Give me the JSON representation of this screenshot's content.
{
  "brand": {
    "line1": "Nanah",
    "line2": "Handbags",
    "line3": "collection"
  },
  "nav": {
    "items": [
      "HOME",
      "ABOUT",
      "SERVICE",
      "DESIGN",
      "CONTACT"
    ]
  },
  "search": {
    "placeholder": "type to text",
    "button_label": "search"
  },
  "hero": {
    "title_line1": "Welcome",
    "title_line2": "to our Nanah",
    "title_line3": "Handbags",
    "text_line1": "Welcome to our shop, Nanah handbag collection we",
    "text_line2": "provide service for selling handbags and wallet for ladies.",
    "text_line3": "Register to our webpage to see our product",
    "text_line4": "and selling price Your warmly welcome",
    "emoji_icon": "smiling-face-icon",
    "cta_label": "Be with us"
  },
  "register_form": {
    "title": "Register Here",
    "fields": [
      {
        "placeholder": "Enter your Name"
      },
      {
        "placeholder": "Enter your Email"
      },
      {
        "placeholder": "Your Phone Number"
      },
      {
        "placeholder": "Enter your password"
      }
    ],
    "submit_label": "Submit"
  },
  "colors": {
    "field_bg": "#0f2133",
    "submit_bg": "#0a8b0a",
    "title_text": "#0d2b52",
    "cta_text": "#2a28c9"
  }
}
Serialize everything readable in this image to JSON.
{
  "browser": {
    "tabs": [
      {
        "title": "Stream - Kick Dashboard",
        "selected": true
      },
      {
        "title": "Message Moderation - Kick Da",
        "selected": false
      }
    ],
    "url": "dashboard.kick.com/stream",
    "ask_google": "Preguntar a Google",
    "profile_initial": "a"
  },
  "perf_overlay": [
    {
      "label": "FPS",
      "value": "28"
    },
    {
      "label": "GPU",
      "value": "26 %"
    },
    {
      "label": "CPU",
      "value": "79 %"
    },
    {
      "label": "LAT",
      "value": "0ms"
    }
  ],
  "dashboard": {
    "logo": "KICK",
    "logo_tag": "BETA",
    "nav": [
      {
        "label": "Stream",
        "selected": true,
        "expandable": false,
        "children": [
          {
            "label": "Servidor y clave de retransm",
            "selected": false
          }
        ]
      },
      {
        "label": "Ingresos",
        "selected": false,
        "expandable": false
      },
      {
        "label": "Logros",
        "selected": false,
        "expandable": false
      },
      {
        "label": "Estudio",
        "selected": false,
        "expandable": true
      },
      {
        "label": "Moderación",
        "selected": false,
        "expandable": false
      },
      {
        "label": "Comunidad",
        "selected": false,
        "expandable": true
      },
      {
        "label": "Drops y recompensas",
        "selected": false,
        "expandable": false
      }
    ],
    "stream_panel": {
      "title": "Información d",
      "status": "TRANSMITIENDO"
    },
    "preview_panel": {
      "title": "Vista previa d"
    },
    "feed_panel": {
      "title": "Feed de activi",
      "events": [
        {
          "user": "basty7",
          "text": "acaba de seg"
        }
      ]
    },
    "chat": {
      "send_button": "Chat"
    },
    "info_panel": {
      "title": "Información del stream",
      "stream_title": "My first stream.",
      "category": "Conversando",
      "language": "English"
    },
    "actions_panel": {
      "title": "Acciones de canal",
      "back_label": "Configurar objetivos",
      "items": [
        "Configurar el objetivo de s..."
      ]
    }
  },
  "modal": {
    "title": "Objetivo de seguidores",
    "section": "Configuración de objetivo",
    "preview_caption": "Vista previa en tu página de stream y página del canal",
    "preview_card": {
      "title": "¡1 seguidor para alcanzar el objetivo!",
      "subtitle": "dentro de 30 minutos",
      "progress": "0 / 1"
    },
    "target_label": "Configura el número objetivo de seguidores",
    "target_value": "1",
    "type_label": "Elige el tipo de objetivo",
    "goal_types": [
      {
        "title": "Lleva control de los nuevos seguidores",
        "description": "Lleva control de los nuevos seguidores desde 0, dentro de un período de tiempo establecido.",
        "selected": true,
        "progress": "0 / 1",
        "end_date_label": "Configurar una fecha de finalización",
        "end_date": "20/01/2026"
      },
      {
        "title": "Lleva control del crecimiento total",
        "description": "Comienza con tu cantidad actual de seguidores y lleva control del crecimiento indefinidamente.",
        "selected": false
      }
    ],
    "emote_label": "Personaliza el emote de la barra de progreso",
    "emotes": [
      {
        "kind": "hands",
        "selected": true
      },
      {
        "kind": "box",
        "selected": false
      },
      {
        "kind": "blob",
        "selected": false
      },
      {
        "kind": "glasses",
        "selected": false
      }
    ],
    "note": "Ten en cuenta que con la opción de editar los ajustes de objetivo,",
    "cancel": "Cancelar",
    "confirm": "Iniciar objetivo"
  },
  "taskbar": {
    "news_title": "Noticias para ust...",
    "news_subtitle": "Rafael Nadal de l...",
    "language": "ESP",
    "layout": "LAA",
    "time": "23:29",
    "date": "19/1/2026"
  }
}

=-=-=-=-=

# Written request:
Write every line of the material above again, exactly.

# Response to this task:
Give me the JSON representation of this screenshot's content.
{
  "brand": {
    "line1": "Nanah",
    "line2": "Handbags",
    "line3": "collection"
  },
  "nav": {
    "items": [
      "HOME",
      "ABOUT",
      "SERVICE",
      "DESIGN",
      "CONTACT"
    ]
  },
  "search": {
    "placeholder": "type to text",
    "button_label": "search"
  },
  "hero": {
    "title_line1": "Welcome",
    "title_line2": "to our Nanah",
    "title_line3": "Handbags",
    "text_line1": "Welcome to our shop, Nanah handbag collection we",
    "text_line2": "provide service for selling handbags and wallet for ladies.",
    "text_line3": "Register to our webpage to see our product",
    "text_line4": "and selling price Your warmly welcome",
    "emoji_icon": "smiling-face-icon",
    "cta_label": "Be with us"
  },
  "register_form": {
    "title": "Register Here",
    "fields": [
      {
        "placeholder": "Enter your Name"
      },
      {
        "placeholder": "Enter your Email"
      },
      {
        "placeholder": "Your Phone Number"
      },
      {
        "placeholder": "Enter your password"
      }
    ],
    "submit_label": "Submit"
  },
  "colors": {
    "field_bg": "#0f2133",
    "submit_bg": "#0a8b0a",
    "title_text": "#0d2b52",
    "cta_text": "#2a28c9"
  }
}
Serialize everything readable in this image to JSON.
{
  "browser": {
    "tabs": [
      {
        "title": "Stream - Kick Dashboard",
        "selected": true
      },
      {
        "title": "Message Moderation - Kick Da",
        "selected": false
      }
    ],
    "url": "dashboard.kick.com/stream",
    "ask_google": "Preguntar a Google",
    "profile_initial": "a"
  },
  "perf_overlay": [
    {
      "label": "FPS",
      "value": "28"
    },
    {
      "label": "GPU",
      "value": "26 %"
    },
    {
      "label": "CPU",
      "value": "79 %"
    },
    {
      "label": "LAT",
      "value": "0ms"
    }
  ],
  "dashboard": {
    "logo": "KICK",
    "logo_tag": "BETA",
    "nav": [
      {
        "label": "Stream",
        "selected": true,
        "expandable": false,
        "children": [
          {
            "label": "Servidor y clave de retransm",
            "selected": false
          }
        ]
      },
      {
        "label": "Ingresos",
        "selected": false,
        "expandable": false
      },
      {
        "label": "Logros",
        "selected": false,
        "expandable": false
      },
      {
        "label": "Estudio",
        "selected": false,
        "expandable": true
      },
      {
        "label": "Moderación",
        "selected": false,
        "expandable": false
      },
      {
        "label": "Comunidad",
        "selected": false,
        "expandable": true
      },
      {
        "label": "Drops y recompensas",
        "selected": false,
        "expandable": false
      }
    ],
    "stream_panel": {
      "title": "Información d",
      "status": "TRANSMITIENDO"
    },
    "preview_panel": {
      "title": "Vista previa d"
    },
    "feed_panel": {
      "title": "Feed de activi",
      "events": [
        {
          "user": "basty7",
          "text": "acaba de seg"
        }
      ]
    },
    "chat": {
      "send_button": "Chat"
    },
    "info_panel": {
      "title": "Información del stream",
      "stream_title": "My first stream.",
      "category": "Conversando",
      "language": "English"
    },
    "actions_panel": {
      "title": "Acciones de canal",
      "back_label": "Configurar objetivos",
      "items": [
        "Configurar el objetivo de s..."
      ]
    }
  },
  "modal": {
    "title": "Objetivo de seguidores",
    "section": "Configuración de objetivo",
    "preview_caption": "Vista previa en tu página de stream y página del canal",
    "preview_card": {
      "title": "¡1 seguidor para alcanzar el objetivo!",
      "subtitle": "dentro de 30 minutos",
      "progress": "0 / 1"
    },
    "target_label": "Configura el número objetivo de seguidores",
    "target_value": "1",
    "type_label": "Elige el tipo de objetivo",
    "goal_types": [
      {
        "title": "Lleva control de los nuevos seguidores",
        "description": "Lleva control de los nuevos seguidores desde 0, dentro de un período de tiempo establecido.",
        "selected": true,
        "progress": "0 / 1",
        "end_date_label": "Configurar una fecha de finalización",
        "end_date": "20/01/2026"
      },
      {
        "title": "Lleva control del crecimiento total",
        "description": "Comienza con tu cantidad actual de seguidores y lleva control del crecimiento indefinidamente.",
        "selected": false
      }
    ],
    "emote_label": "Personaliza el emote de la barra de progreso",
    "emotes": [
      {
        "kind": "hands",
        "selected": true
      },
      {
        "kind": "box",
        "selected": false
      },
      {
        "kind": "blob",
        "selected": false
      },
      {
        "kind": "glasses",
        "selected": false
      }
    ],
    "note": "Ten en cuenta que con la opción de editar los ajustes de objetivo,",
    "cancel": "Cancelar",
    "confirm": "Iniciar objetivo"
  },
  "taskbar": {
    "news_title": "Noticias para ust...",
    "news_subtitle": "Rafael Nadal de l...",
    "language": "ESP",
    "layout": "LAA",
    "time": "23:29",
    "date": "19/1/2026"
  }
}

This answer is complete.